TASK GOAL:
Find every line in the records below that holds the word "label" and copy it.

════

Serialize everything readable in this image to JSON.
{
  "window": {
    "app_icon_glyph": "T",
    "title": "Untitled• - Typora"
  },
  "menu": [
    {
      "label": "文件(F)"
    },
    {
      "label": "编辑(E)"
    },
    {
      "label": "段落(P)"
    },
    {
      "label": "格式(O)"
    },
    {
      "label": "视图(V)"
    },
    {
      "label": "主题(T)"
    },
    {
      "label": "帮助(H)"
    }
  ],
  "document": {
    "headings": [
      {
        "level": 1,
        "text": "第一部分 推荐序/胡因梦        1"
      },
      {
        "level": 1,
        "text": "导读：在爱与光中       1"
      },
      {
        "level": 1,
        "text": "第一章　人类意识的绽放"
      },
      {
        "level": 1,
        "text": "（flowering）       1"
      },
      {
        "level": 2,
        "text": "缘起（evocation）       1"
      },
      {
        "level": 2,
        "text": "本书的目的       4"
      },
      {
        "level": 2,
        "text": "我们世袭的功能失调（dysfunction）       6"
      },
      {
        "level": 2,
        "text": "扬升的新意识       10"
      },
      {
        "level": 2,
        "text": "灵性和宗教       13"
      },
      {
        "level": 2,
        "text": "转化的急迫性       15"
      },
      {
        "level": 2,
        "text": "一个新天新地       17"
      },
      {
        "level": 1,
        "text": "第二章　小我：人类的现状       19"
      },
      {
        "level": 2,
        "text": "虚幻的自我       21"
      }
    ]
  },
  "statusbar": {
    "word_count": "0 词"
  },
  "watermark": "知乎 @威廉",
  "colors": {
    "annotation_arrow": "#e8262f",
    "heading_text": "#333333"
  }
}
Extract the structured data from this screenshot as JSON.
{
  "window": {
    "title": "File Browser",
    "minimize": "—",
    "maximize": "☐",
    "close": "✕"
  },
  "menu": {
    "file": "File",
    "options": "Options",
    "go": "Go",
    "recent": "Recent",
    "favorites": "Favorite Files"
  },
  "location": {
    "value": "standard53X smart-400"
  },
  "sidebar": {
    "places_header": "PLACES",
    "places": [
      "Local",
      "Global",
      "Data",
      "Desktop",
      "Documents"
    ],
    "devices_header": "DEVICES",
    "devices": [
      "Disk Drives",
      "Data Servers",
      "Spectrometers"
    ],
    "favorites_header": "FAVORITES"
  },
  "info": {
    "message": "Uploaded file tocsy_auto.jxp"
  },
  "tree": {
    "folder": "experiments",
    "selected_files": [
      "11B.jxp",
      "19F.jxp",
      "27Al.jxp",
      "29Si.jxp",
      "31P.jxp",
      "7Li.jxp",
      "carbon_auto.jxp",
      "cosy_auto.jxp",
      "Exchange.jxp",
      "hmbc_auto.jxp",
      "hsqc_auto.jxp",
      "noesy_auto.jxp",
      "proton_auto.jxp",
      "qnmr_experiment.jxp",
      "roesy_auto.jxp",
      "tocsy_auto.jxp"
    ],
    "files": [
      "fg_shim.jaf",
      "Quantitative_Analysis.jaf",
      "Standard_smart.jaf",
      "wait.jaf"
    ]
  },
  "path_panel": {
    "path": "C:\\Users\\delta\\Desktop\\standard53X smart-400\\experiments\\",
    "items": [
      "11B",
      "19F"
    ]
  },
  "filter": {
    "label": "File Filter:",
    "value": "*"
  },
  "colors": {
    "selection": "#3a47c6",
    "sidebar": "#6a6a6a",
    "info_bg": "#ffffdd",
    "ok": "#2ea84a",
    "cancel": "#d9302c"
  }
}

════

ANSWER:
      "label": "文件(F)"
      "label": "编辑(E)"
      "label": "段落(P)"
      "label": "格式(O)"
      "label": "视图(V)"
      "label": "主题(T)"
      "label": "帮助(H)"
    "label": "File Filter:",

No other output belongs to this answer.